» **Work required**: Without altering anything, output the material below.

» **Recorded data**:
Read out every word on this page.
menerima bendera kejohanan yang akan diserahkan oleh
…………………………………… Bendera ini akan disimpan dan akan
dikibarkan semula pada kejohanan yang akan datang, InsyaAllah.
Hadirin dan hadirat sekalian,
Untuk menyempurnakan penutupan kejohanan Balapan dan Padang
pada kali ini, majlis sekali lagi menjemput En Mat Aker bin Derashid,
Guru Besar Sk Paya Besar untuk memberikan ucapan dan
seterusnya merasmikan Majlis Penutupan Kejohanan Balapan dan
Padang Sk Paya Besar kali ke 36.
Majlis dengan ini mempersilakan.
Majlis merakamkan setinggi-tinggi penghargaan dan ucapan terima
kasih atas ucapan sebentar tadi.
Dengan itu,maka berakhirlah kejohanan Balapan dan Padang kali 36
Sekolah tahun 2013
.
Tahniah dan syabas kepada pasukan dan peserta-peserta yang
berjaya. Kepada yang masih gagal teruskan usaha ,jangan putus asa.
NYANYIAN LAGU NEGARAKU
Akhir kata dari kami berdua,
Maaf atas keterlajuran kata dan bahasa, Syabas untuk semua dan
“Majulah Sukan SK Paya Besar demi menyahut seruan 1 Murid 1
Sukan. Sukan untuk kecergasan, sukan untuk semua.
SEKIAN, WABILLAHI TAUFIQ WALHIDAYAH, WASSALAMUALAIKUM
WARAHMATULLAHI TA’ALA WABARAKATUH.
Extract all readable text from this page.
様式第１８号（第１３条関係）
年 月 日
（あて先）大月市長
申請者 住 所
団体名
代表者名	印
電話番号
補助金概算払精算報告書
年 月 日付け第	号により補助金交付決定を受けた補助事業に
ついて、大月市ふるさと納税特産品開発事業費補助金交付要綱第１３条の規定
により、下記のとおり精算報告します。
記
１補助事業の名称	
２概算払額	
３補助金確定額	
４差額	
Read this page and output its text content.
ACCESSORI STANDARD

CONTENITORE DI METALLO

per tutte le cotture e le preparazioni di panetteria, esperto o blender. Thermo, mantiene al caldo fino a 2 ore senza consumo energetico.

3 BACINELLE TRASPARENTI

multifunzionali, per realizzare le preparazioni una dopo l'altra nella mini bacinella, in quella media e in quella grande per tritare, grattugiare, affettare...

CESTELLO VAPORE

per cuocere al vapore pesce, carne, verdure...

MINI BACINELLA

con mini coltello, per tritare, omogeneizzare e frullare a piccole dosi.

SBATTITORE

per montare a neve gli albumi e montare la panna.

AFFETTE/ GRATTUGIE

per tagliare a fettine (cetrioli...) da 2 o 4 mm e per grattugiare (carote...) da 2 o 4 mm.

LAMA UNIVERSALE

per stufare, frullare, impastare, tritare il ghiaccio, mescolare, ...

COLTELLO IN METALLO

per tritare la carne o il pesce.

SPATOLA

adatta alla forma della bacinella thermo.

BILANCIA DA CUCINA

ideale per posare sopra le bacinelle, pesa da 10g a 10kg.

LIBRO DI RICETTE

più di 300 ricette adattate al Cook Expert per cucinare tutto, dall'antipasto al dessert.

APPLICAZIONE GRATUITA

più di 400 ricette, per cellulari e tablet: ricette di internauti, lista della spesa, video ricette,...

» **Solution to the problem**:
Read out every word on this page.
menerima bendera kejohanan yang akan diserahkan oleh
…………………………………… Bendera ini akan disimpan dan akan
dikibarkan semula pada kejohanan yang akan datang, InsyaAllah.
Hadirin dan hadirat sekalian,
Untuk menyempurnakan penutupan kejohanan Balapan dan Padang
pada kali ini, majlis sekali lagi menjemput En Mat Aker bin Derashid,
Guru Besar Sk Paya Besar untuk memberikan ucapan dan
seterusnya merasmikan Majlis Penutupan Kejohanan Balapan dan
Padang Sk Paya Besar kali ke 36.
Majlis dengan ini mempersilakan.
Majlis merakamkan setinggi-tinggi penghargaan dan ucapan terima
kasih atas ucapan sebentar tadi.
Dengan itu,maka berakhirlah kejohanan Balapan dan Padang kali 36
Sekolah tahun 2013
.
Tahniah dan syabas kepada pasukan dan peserta-peserta yang
berjaya. Kepada yang masih gagal teruskan usaha ,jangan putus asa.
NYANYIAN LAGU NEGARAKU
Akhir kata dari kami berdua,
Maaf atas keterlajuran kata dan bahasa, Syabas untuk semua dan
“Majulah Sukan SK Paya Besar demi menyahut seruan 1 Murid 1
Sukan. Sukan untuk kecergasan, sukan untuk semua.
SEKIAN, WABILLAHI TAUFIQ WALHIDAYAH, WASSALAMUALAIKUM
WARAHMATULLAHI TA’ALA WABARAKATUH.
Extract all readable text from this page.
様式第１８号（第１３条関係）
年 月 日
（あて先）大月市長
申請者 住 所
団体名
代表者名	印
電話番号
補助金概算払精算報告書
年 月 日付け第	号により補助金交付決定を受けた補助事業に
ついて、大月市ふるさと納税特産品開発事業費補助金交付要綱第１３条の規定
により、下記のとおり精算報告します。
記
１補助事業の名称	
２概算払額	
３補助金確定額	
４差額	
Read this page and output its text content.
ACCESSORI STANDARD

CONTENITORE DI METALLO

per tutte le cotture e le preparazioni di panetteria, esperto o blender. Thermo, mantiene al caldo fino a 2 ore senza consumo energetico.

3 BACINELLE TRASPARENTI

multifunzionali, per realizzare le preparazioni una dopo l'altra nella mini bacinella, in quella media e in quella grande per tritare, grattugiare, affettare...

CESTELLO VAPORE

per cuocere al vapore pesce, carne, verdure...

MINI BACINELLA

con mini coltello, per tritare, omogeneizzare e frullare a piccole dosi.

SBATTITORE

per montare a neve gli albumi e montare la panna.

AFFETTE/ GRATTUGIE

per tagliare a fettine (cetrioli...) da 2 o 4 mm e per grattugiare (carote...) da 2 o 4 mm.

LAMA UNIVERSALE

per stufare, frullare, impastare, tritare il ghiaccio, mescolare, ...

COLTELLO IN METALLO

per tritare la carne o il pesce.

SPATOLA

adatta alla forma della bacinella thermo.

BILANCIA DA CUCINA

ideale per posare sopra le bacinelle, pesa da 10g a 10kg.

LIBRO DI RICETTE

più di 300 ricette adattate al Cook Expert per cucinare tutto, dall'antipasto al dessert.

APPLICAZIONE GRATUITA

più di 400 ricette, per cellulari e tablet: ricette di internauti, lista della spesa, video ricette,...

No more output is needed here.